* What you are asked to do *
Search the data for the string "weekly" and gather each line it is in.

▬▬▬▬▬▬

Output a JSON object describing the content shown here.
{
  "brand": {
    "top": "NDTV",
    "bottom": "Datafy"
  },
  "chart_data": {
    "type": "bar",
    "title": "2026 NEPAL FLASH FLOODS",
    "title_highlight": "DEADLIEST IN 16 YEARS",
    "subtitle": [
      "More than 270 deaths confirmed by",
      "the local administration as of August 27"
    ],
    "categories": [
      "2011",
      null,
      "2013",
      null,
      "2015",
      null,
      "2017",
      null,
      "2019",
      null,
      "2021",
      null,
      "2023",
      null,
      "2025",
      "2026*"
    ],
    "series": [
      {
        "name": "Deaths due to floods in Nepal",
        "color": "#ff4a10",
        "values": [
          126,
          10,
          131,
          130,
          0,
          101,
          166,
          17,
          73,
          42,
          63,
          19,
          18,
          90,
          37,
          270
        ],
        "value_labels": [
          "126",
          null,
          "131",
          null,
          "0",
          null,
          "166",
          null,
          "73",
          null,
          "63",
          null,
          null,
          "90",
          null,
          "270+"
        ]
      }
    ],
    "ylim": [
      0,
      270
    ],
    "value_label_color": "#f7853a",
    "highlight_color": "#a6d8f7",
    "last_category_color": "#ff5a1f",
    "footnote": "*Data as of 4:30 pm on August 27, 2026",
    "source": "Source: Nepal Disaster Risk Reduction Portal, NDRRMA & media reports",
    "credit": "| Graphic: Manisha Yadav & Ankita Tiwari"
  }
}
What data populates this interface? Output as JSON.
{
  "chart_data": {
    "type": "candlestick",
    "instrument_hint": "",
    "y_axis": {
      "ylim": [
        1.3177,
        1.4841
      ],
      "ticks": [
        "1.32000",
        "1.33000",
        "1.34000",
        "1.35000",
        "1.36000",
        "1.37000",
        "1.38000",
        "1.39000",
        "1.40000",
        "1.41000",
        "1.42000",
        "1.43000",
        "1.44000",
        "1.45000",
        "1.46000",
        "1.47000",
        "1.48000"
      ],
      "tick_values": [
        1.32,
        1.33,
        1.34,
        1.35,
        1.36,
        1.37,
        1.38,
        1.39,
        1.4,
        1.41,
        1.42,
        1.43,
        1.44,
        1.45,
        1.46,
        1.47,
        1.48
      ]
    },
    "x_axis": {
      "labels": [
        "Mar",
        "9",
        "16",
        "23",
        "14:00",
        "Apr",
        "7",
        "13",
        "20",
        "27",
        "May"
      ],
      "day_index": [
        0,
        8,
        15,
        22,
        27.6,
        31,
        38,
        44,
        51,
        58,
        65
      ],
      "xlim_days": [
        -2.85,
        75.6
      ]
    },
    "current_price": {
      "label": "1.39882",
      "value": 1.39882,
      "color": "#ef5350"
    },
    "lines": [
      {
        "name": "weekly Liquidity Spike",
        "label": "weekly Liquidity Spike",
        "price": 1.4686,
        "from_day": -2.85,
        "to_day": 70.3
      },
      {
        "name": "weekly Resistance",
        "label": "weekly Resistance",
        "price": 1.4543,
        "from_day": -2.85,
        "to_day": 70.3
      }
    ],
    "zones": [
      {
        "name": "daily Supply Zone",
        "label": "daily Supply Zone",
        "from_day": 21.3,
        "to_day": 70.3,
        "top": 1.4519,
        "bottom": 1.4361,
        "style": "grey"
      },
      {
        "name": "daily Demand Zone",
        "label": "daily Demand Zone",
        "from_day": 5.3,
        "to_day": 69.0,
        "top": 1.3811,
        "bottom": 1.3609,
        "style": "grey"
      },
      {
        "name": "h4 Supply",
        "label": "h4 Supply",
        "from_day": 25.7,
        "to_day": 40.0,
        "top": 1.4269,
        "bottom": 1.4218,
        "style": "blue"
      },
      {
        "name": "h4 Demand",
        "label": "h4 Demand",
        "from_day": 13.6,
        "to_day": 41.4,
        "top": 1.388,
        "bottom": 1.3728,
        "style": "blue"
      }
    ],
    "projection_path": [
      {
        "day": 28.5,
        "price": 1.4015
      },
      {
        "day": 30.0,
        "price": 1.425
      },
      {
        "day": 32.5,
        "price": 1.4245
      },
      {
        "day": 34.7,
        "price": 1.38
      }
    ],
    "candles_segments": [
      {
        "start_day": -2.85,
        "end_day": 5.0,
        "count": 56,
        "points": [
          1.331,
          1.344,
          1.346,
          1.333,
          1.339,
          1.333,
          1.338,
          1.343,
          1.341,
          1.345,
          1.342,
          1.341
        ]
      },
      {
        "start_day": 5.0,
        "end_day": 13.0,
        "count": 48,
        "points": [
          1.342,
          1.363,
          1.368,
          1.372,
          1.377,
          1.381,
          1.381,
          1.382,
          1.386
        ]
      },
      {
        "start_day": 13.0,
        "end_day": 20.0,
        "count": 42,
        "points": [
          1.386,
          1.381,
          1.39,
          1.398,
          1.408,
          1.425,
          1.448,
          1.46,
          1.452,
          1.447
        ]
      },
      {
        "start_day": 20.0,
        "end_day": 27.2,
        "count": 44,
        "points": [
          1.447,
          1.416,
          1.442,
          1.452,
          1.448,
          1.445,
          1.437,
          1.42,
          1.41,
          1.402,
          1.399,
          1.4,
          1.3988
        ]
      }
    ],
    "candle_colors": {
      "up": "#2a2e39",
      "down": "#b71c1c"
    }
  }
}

▬▬▬▬▬▬

* Written reply *
        "name": "weekly Liquidity Spike",
        "label": "weekly Liquidity Spike",
        "name": "weekly Resistance",
        "label": "weekly Resistance",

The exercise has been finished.